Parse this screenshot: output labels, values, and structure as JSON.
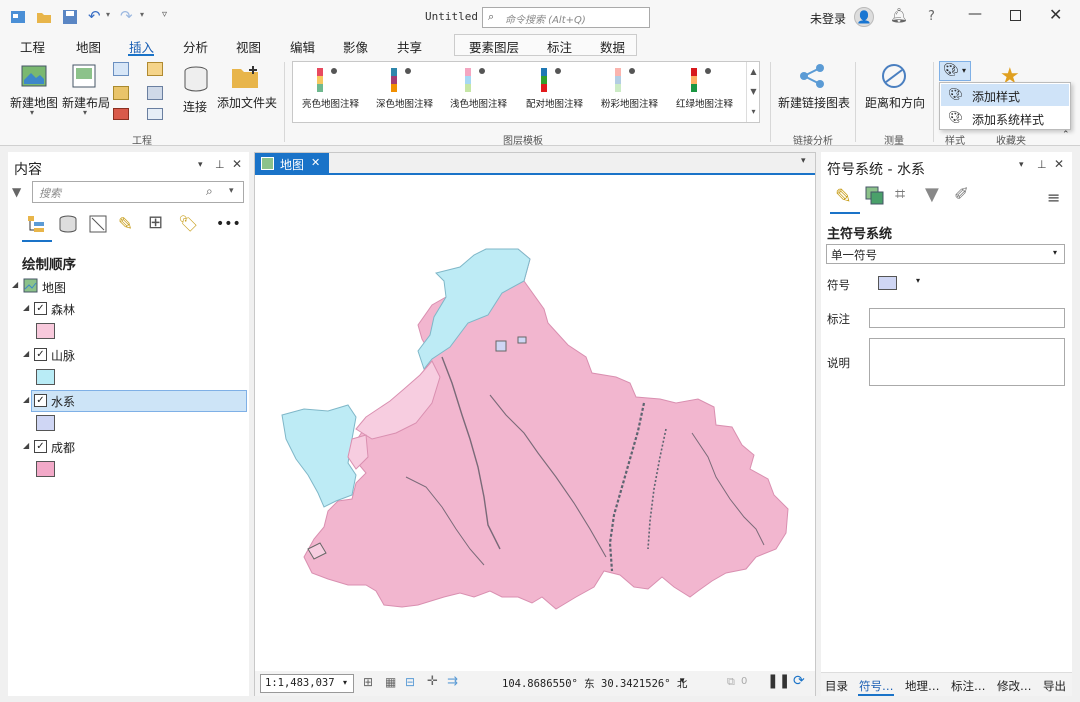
{
  "app": {
    "title": "Untitled",
    "command_search_placeholder": "命令搜索 (Alt+Q)",
    "user": "未登录",
    "help": "?"
  },
  "tabs": [
    "工程",
    "地图",
    "插入",
    "分析",
    "视图",
    "编辑",
    "影像",
    "共享"
  ],
  "context_tabs": [
    "要素图层",
    "标注",
    "数据"
  ],
  "ribbon": {
    "project": {
      "new_map": "新建地图",
      "new_layout": "新建布局",
      "connect": "连接",
      "add_folder": "添加文件夹",
      "group": "工程"
    },
    "templates": {
      "items": [
        "亮色地图注释",
        "深色地图注释",
        "浅色地图注释",
        "配对地图注释",
        "粉彩地图注释",
        "红绿地图注释"
      ],
      "group": "图层模板"
    },
    "link": {
      "new_link_chart": "新建链接图表",
      "group": "链接分析"
    },
    "measure": {
      "distance": "距离和方向",
      "group": "测量"
    },
    "styles": {
      "group": "样式"
    },
    "favorites": {
      "group": "收藏夹"
    }
  },
  "dropdown": {
    "items": [
      "添加样式",
      "添加系统样式"
    ]
  },
  "contents": {
    "title": "内容",
    "search_placeholder": "搜索",
    "drawing_order": "绘制顺序",
    "map": "地图",
    "layers": [
      {
        "name": "森林",
        "color": "#f8c9dc"
      },
      {
        "name": "山脉",
        "color": "#b9ecf6"
      },
      {
        "name": "水系",
        "color": "#cfd6f4"
      },
      {
        "name": "成都",
        "color": "#f2a9c8"
      }
    ]
  },
  "map_view": {
    "tab": "地图",
    "scale": "1:1,483,037",
    "coords": "104.8686550° 东  30.3421526° 北",
    "selection_count": "0"
  },
  "symbology": {
    "title": "符号系统 - 水系",
    "primary": "主符号系统",
    "mode": "单一符号",
    "symbol_label": "符号",
    "symbol_color": "#cfd6f4",
    "label_label": "标注",
    "desc_label": "说明"
  },
  "bottom_tabs": [
    "目录",
    "符号…",
    "地理…",
    "标注…",
    "修改…",
    "导出"
  ],
  "colors": {
    "accent": "#1a73c8",
    "polygon_fill": "#f2b6cf",
    "water_fill": "#bdebf5",
    "light_pink": "#f7cde0"
  }
}
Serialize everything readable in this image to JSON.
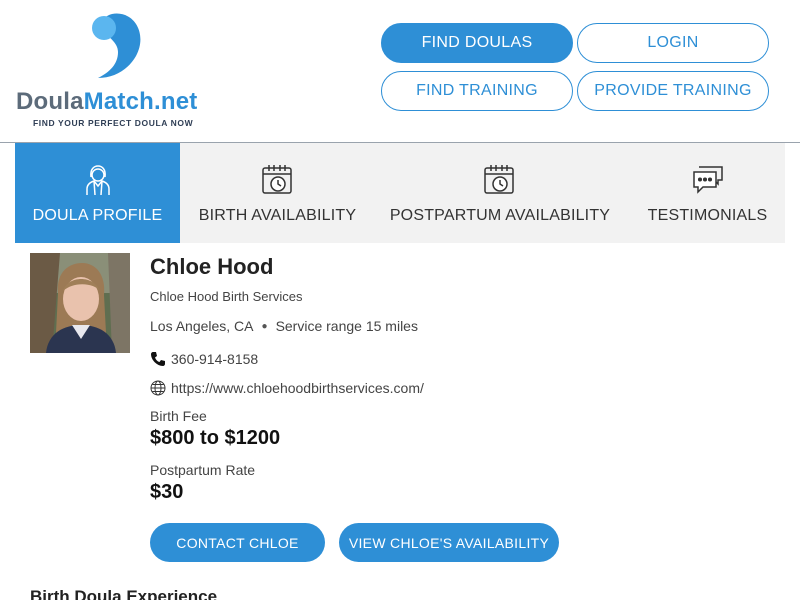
{
  "brand": {
    "name_part1": "Doula",
    "name_part2": "Match.net",
    "tagline": "FIND YOUR PERFECT DOULA NOW",
    "colors": {
      "primary": "#2e8fd6",
      "logo_dark": "#5c6b7a",
      "tab_bg": "#f2f2f2"
    }
  },
  "nav": {
    "find_doulas": "FIND DOULAS",
    "login": "LOGIN",
    "find_training": "FIND TRAINING",
    "provide_training": "PROVIDE TRAINING"
  },
  "tabs": [
    {
      "label": "DOULA PROFILE",
      "icon": "doula-person-icon",
      "active": true
    },
    {
      "label": "BIRTH AVAILABILITY",
      "icon": "calendar-clock-icon",
      "active": false
    },
    {
      "label": "POSTPARTUM AVAILABILITY",
      "icon": "calendar-clock-icon",
      "active": false
    },
    {
      "label": "TESTIMONIALS",
      "icon": "chat-bubbles-icon",
      "active": false
    }
  ],
  "profile": {
    "name": "Chloe Hood",
    "business": "Chloe Hood Birth Services",
    "city": "Los Angeles, CA",
    "service_range": "Service range 15 miles",
    "phone": "360-914-8158",
    "website": "https://www.chloehoodbirthservices.com/",
    "birth_fee_label": "Birth Fee",
    "birth_fee": "$800 to $1200",
    "postpartum_label": "Postpartum Rate",
    "postpartum_rate": "$30",
    "contact_button": "CONTACT CHLOE",
    "availability_button": "VIEW CHLOE'S AVAILABILITY"
  },
  "sections": {
    "experience_title": "Birth Doula Experience"
  }
}
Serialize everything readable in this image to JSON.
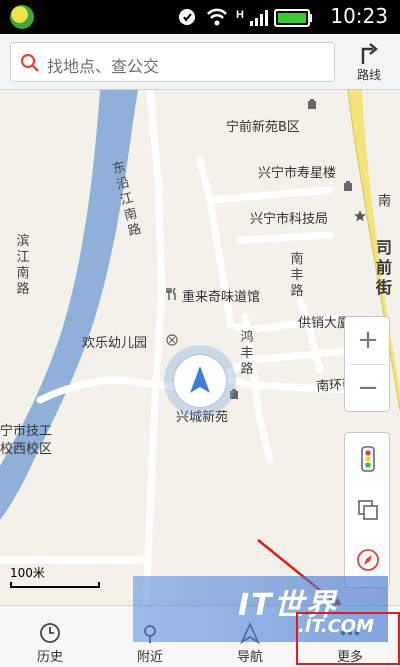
{
  "status_bar": {
    "time": "10:23"
  },
  "search": {
    "placeholder": "找地点、查公交",
    "route_label": "路线"
  },
  "map": {
    "places": {
      "ningqian": "宁前新苑B区",
      "shouxing": "兴宁市寿星楼",
      "keji": "兴宁市科技局",
      "nan": "南",
      "chonglai": "重来奇味道馆",
      "gongxiao": "供销大厦",
      "huanle": "欢乐幼儿园",
      "xingcheng": "兴城新苑",
      "jigong_1": "宁市技工",
      "jigong_2": "校西校区"
    },
    "roads": {
      "dongyanjiang": "东沿江南路",
      "binjiang": "滨江南路",
      "nanfeng": "南丰路",
      "hongfeng": "鸿丰路",
      "nanhuan": "南环西路",
      "siqian": "司前街"
    },
    "scale": "100米"
  },
  "bottom_tabs": [
    {
      "label": "历史",
      "icon": "clock-icon"
    },
    {
      "label": "附近",
      "icon": "nearby-icon"
    },
    {
      "label": "导航",
      "icon": "navigation-icon"
    },
    {
      "label": "更多",
      "icon": "more-icon"
    }
  ],
  "watermark": {
    "line1": "IT世界",
    "line2": ".IT.COM"
  },
  "colors": {
    "river": "#8fb0d8",
    "main_road": "#f4e27a",
    "accent": "#e21b1b",
    "locator": "#3d7cd9"
  }
}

» Short problem
Check each line of the records for "icon" and copy the ones that contain it.

» The solution
      "icon": "doula-person-icon",
      "icon": "calendar-clock-icon",
      "icon": "calendar-clock-icon",
      "icon": "chat-bubbles-icon",
      "icon": "clock-icon"
      "icon": "nearby-icon"
      "icon": "navigation-icon"
      "icon": "more-icon"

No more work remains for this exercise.